--- Start ---

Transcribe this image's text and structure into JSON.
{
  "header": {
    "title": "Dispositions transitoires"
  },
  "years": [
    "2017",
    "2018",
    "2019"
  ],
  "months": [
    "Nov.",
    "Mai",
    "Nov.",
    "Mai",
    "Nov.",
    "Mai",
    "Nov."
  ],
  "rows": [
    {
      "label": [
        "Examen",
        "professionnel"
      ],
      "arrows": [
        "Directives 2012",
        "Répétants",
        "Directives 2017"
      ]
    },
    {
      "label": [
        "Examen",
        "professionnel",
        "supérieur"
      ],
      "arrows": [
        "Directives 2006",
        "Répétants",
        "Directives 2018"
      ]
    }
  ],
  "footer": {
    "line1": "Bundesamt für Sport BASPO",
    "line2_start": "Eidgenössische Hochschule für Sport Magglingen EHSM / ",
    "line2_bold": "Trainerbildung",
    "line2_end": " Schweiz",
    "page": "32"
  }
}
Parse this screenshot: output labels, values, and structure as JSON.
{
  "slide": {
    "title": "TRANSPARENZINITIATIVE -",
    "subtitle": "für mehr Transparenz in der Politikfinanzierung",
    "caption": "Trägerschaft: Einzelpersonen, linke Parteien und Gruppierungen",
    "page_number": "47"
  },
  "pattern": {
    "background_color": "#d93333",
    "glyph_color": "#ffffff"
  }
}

--- End ---

Leave out every line without the string "this" and copy the rest.

- RESPONSE TO THE EXERCISE:
Transcribe this image's text and structure into JSON.
Parse this screenshot: output labels, values, and structure as JSON.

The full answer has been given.